# [Written task]
From the entries below, copy every line holding the word "allen".

----- The records

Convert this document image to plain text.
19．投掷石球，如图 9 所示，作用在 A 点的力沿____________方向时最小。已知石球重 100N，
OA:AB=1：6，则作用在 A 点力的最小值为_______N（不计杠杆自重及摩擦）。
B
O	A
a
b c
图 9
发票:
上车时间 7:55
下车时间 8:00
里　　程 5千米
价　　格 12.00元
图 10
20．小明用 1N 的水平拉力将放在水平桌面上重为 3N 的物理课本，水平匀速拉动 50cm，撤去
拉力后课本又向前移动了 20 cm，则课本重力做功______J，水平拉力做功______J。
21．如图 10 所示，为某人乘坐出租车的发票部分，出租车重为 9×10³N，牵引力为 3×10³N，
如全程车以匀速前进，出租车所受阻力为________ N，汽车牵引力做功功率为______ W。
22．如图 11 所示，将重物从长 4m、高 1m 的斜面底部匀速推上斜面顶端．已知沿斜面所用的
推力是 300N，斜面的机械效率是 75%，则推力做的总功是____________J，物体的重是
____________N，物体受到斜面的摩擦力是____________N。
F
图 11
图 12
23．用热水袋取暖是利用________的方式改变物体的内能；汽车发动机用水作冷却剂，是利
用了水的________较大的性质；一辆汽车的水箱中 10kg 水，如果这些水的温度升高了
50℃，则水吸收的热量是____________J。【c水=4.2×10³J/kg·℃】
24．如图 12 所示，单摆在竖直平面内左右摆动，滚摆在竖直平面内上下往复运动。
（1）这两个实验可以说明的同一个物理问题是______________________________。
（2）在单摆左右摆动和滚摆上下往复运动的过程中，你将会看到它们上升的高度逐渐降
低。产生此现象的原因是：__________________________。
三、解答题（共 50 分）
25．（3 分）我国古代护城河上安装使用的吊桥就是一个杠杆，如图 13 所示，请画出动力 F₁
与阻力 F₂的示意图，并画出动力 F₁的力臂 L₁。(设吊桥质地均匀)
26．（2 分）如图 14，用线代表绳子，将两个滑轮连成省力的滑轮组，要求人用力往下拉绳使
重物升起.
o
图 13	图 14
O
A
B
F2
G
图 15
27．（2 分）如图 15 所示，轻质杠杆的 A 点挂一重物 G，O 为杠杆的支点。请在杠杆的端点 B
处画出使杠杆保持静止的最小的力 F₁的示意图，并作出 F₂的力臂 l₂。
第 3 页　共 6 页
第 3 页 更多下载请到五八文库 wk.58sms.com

----------
----- The records

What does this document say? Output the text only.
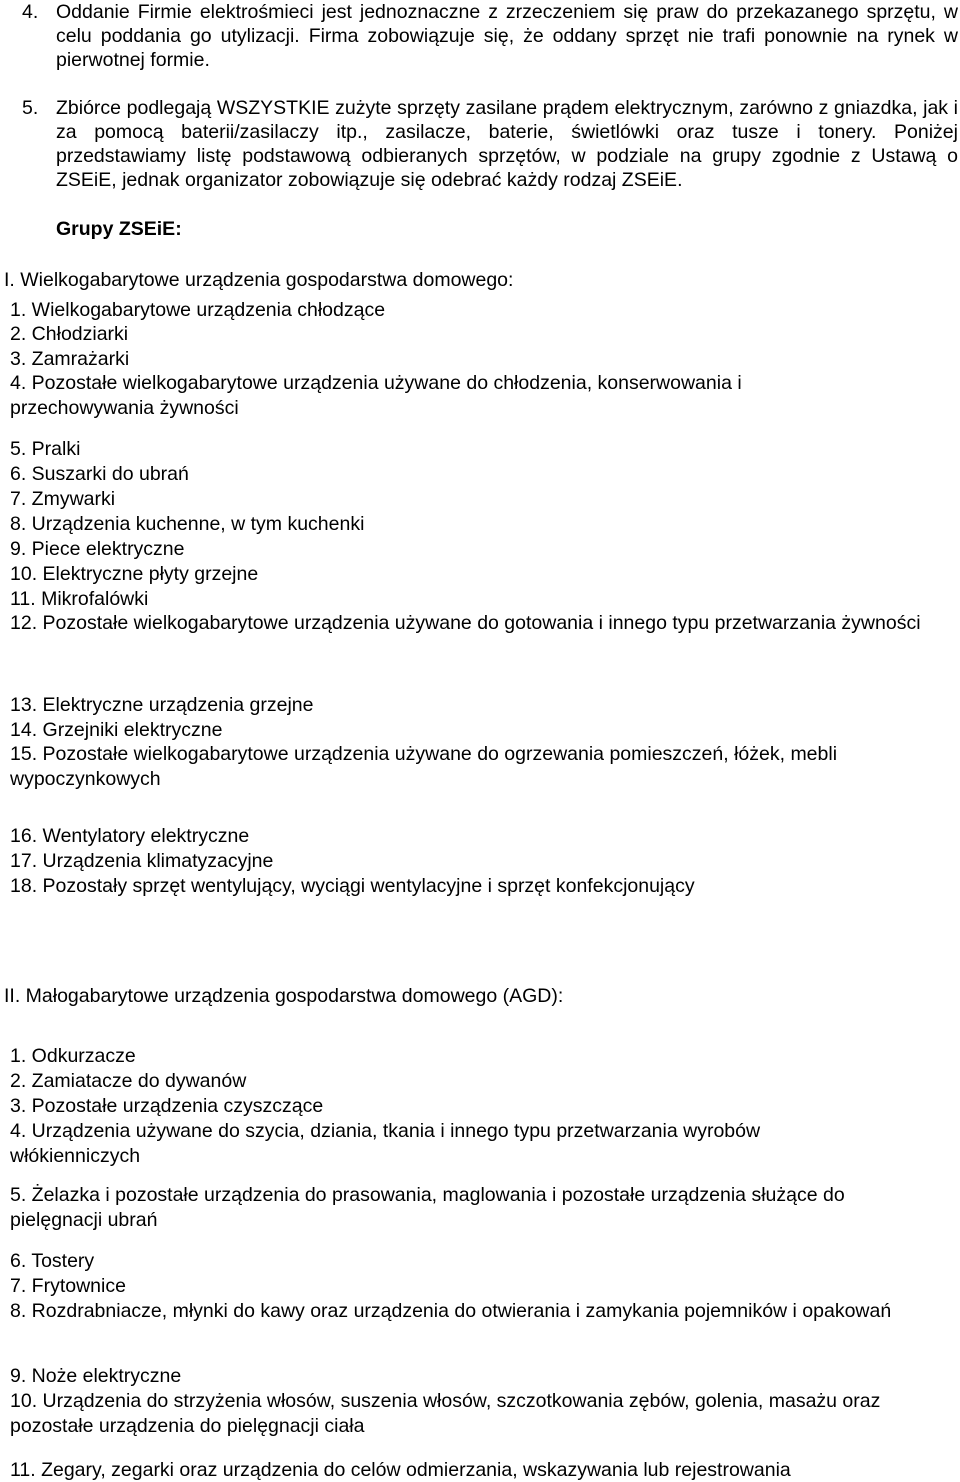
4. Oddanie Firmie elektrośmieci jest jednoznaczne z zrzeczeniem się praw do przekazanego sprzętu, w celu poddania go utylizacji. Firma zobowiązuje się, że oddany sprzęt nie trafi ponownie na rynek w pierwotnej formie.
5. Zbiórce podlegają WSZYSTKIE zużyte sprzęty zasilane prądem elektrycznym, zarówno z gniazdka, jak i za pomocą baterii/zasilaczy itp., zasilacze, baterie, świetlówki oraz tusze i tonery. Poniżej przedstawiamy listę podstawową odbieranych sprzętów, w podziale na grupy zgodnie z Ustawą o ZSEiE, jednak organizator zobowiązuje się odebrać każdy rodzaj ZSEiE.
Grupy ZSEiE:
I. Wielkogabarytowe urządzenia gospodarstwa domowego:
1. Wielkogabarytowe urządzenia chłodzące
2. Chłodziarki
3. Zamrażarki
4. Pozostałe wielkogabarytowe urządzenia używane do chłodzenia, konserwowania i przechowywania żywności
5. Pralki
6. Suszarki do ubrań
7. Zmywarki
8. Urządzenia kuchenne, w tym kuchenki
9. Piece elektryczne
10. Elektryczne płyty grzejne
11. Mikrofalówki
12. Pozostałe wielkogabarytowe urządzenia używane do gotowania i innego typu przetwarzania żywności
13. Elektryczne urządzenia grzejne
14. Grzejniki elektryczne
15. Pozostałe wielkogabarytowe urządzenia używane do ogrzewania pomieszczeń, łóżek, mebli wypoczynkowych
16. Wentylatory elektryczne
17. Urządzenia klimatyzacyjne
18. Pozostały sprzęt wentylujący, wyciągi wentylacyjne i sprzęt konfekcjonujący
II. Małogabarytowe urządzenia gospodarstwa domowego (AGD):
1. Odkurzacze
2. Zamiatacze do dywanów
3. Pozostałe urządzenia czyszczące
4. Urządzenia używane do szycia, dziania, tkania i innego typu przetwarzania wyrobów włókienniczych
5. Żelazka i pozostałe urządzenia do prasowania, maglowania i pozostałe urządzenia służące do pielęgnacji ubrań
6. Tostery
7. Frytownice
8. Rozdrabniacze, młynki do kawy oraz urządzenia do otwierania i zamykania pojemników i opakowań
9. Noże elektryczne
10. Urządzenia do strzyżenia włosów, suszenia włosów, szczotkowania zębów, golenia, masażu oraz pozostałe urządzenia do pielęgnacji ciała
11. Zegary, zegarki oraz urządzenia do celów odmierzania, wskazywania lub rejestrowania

----------
----- The records

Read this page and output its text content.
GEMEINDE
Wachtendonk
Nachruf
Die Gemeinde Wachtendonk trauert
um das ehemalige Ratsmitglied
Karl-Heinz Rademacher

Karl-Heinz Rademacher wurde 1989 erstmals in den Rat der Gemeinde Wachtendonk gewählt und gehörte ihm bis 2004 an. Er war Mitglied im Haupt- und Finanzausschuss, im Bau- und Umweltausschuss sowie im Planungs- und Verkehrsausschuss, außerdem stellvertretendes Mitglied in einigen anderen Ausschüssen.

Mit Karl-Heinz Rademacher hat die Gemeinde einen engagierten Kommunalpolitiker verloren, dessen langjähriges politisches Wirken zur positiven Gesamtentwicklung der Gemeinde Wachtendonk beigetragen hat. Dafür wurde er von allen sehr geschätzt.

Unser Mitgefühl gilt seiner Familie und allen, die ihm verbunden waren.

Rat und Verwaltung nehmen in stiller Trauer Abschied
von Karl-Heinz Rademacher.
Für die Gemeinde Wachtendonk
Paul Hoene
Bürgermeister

----------

# [The answer]
Mit Karl-Heinz Rademacher hat die Gemeinde einen engagierten Kommunalpolitiker verloren, dessen langjähriges politisches Wirken zur positiven Gesamtentwicklung der Gemeinde Wachtendonk beigetragen hat. Dafür wurde er von allen sehr geschätzt.
Unser Mitgefühl gilt seiner Familie und allen, die ihm verbunden waren.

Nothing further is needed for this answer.